• Check your understanding
A) Answer these from the text on postwar Nazi influence in the Middle East:
(i) According to the text, in which two countries did thousands of Nazis find refuge after the war?
(ii) In what year does the text say Iraq followed Egypt?
(iii) What citizenship does the text say the people in question held before the 1960s?
B) Please carry on the text on postwar Nazi influence in the Middle East from its final sentence.

• Text for analysis

....

He was far from alone in his fanaticism. After the war, thousands of Nazis escaped justice through secret ratlines, finding refuge in Egypt and Iraq. There, they embedded themselves in militaries and governments, training up officers and advising leaders. Egypt's 1952 revolution was no spontaneous uprising. It arrived perfectly timed with this influx of fugitives, as Gamal Abdel Nasser rose to power under the guidance of Nazi experts like Johanna von Konigsmark. 

The new Egyptian flag adopted that year screamed their influence: red, white, and black stripes evoking the swastika banner, crowned with a carbon-copy Nazi eagle at its centre. Iraq followed in 1959, just years after the same network orchestrated a savage massacre of its Jewish population, the Farhud's echoes still fresh. These emblems were not innocent heraldry. They were badges of imported hate, designed to perpetuate the exterminationist ideology that had ran amok in Europe and now found fertile ground in the Arab world.


The Palestinians, as a so-called people, emerged from this same poisoned well in the 1960s. Before then, they held Jordanian or Egyptian citizenship, their identity tied to broader Pan-Arab dreams or local tribal loyalties. The turning point came after Israel's stunning victory in the Six-Day War of 1967, when the Jewish state reclaimed Judea and Samaria, the biblical heartland cruelly dubbed the West Bank by its occupiers. Suddenly, overnight, these same individuals cast off their old nationalities and declared themselves Palestinians.

....

• Dataset entries
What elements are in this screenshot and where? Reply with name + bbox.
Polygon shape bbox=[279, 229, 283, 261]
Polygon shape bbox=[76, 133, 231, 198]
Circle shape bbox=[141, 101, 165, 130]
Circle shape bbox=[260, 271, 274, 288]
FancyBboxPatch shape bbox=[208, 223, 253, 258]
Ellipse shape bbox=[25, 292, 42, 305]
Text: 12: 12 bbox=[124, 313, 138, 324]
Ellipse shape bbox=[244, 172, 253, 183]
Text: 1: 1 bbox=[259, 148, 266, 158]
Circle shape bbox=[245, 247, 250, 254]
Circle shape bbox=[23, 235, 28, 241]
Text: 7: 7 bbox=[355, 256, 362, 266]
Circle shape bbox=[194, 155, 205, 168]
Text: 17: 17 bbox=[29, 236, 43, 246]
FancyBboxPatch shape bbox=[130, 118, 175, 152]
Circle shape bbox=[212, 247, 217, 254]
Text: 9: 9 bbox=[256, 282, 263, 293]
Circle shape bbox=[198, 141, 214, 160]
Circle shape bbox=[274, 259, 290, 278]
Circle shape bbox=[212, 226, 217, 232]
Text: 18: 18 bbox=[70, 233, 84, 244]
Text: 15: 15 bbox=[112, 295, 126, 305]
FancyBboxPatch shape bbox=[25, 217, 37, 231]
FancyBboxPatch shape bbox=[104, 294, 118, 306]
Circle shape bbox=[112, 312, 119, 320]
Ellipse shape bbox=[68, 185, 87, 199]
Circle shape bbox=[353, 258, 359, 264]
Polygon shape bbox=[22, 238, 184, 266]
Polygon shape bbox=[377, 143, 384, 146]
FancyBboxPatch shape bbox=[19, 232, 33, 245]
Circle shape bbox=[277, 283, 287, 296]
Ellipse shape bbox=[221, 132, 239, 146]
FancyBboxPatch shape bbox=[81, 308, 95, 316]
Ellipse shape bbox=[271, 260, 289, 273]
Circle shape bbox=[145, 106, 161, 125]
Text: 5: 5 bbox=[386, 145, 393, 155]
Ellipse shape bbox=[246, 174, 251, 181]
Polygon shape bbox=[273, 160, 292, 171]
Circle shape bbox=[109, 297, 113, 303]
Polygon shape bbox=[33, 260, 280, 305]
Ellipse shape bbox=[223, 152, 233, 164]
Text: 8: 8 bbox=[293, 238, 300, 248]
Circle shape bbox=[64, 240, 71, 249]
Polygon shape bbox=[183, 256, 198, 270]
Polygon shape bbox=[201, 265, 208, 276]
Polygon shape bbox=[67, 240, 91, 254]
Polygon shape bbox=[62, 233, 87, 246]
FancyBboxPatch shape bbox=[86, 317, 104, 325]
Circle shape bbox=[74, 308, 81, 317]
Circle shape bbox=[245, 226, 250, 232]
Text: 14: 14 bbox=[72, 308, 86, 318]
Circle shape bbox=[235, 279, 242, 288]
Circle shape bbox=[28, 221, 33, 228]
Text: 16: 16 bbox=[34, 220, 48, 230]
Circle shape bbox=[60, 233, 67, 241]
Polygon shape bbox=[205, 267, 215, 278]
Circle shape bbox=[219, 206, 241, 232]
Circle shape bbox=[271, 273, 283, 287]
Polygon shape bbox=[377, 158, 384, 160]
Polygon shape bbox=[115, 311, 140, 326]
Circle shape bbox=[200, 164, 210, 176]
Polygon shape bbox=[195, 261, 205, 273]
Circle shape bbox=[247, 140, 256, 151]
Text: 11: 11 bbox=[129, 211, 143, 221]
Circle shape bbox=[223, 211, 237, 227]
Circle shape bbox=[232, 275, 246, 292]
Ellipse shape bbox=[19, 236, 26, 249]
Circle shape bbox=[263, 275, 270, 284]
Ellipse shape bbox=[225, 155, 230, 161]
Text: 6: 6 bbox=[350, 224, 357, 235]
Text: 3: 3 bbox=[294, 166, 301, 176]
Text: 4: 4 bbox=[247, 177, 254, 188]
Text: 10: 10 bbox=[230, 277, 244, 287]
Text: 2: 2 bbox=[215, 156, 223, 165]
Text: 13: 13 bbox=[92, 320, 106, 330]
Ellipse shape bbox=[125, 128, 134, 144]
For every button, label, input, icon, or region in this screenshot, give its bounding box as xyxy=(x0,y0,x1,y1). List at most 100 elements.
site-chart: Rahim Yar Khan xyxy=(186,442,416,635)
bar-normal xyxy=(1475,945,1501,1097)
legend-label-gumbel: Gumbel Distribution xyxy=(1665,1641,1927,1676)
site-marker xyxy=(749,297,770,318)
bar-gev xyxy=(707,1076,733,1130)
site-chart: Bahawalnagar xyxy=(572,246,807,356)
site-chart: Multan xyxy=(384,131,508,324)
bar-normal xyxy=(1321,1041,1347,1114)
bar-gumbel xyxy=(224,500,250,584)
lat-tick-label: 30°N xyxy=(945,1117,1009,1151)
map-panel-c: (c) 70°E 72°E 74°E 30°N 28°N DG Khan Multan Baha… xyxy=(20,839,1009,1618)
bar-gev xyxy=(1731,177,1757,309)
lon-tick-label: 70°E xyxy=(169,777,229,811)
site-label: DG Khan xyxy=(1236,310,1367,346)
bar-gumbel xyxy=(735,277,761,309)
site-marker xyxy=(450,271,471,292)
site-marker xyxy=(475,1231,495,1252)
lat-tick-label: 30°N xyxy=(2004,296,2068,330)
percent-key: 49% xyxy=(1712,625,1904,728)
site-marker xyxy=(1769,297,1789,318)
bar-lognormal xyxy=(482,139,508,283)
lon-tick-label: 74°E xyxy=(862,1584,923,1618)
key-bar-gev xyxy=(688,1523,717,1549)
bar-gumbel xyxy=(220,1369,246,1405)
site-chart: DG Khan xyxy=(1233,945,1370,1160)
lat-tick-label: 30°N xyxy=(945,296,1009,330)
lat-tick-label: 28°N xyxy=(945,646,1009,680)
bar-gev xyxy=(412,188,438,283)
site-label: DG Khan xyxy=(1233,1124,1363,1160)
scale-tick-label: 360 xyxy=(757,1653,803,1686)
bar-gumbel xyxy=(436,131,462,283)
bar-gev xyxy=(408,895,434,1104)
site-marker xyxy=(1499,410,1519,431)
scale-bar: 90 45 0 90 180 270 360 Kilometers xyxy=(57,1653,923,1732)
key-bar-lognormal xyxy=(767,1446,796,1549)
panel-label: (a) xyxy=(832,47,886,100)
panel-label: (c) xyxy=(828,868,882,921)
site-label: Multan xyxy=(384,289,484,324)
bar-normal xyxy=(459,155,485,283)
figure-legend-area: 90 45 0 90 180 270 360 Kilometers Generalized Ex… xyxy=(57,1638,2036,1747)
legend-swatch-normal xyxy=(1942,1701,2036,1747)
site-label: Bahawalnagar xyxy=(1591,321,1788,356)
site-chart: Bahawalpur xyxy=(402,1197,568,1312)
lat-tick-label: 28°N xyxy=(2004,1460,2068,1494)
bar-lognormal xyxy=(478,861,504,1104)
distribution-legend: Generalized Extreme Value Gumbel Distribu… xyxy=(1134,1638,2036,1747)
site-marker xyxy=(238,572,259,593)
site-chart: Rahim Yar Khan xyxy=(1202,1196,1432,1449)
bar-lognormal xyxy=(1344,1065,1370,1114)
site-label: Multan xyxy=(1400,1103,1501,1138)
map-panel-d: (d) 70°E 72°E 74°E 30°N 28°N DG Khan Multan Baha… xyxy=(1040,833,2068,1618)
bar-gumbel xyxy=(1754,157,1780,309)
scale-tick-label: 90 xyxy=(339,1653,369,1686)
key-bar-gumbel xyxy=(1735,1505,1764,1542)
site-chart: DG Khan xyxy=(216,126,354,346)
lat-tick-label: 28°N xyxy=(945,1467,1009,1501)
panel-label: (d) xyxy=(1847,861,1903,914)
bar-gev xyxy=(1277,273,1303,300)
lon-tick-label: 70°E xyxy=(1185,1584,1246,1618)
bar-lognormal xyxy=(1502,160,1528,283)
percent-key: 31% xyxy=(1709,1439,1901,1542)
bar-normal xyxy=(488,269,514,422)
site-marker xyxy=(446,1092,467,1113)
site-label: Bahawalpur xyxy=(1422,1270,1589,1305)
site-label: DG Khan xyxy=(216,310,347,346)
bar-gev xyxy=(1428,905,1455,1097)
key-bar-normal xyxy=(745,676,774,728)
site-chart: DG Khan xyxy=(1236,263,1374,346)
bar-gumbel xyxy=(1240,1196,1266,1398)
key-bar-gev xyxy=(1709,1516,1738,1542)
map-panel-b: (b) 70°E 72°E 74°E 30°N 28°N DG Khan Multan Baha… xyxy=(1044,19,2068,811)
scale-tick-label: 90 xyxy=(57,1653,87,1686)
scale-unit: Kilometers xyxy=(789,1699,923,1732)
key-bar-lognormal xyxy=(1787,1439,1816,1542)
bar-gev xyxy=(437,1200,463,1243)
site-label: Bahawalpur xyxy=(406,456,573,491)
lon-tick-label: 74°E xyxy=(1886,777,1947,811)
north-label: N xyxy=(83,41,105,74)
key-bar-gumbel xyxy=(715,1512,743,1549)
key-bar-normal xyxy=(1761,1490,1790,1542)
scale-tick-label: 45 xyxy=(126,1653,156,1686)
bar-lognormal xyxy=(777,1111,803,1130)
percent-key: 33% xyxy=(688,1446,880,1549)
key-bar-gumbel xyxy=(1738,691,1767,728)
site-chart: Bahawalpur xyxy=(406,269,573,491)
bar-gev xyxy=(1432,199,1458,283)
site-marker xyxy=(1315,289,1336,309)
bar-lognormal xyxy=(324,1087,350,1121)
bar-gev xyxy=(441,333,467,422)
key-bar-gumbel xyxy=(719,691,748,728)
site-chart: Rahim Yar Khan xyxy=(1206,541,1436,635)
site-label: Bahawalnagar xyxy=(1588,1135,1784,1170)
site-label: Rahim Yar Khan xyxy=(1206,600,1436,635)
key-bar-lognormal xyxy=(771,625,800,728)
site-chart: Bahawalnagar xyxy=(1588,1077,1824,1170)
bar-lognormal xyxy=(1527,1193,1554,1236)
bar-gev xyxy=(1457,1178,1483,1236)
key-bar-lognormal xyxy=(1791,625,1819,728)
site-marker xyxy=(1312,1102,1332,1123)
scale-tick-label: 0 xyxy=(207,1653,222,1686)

....

• Answers
A)
(i) Egypt and Iraq
(ii) 1959
(iii) Jordanian or Egyptian citizenship

B)
It was a calculated ploy, as admitted by former PLO terrorist Walid Shoebat. Before defecting to the side of truth, Shoebat confessed: After the Six-Day War in 1967, I became a Palestinian overnight. This approach better helped us achieve our goals of removing the Jews from the land by us becoming displaced Palestinians in the eyes of the international community, instead of the Jordanian invaders that we were, both Jordanian, which was also a new national identity, and all flavour of Pan-Arab identity. Because in truth, before the 1960s there were no real Palestinian people. We were the first that started considering ourselves Palestinians and the first to be recognised as such by friends we had acquired from around the world.


This invention was no organic awakening. It was a strategic fabrication, timed to exploit Western guilt and reframe aggression as victimhood. The Eagle of Saladin became their badge, a supposed nod to a 12th-century hero who once cut down the infidels. But let us dispense with the romantic nonsense. Ancient Saladin eagles surely did exist, minted on coins after his death in honour of his brother.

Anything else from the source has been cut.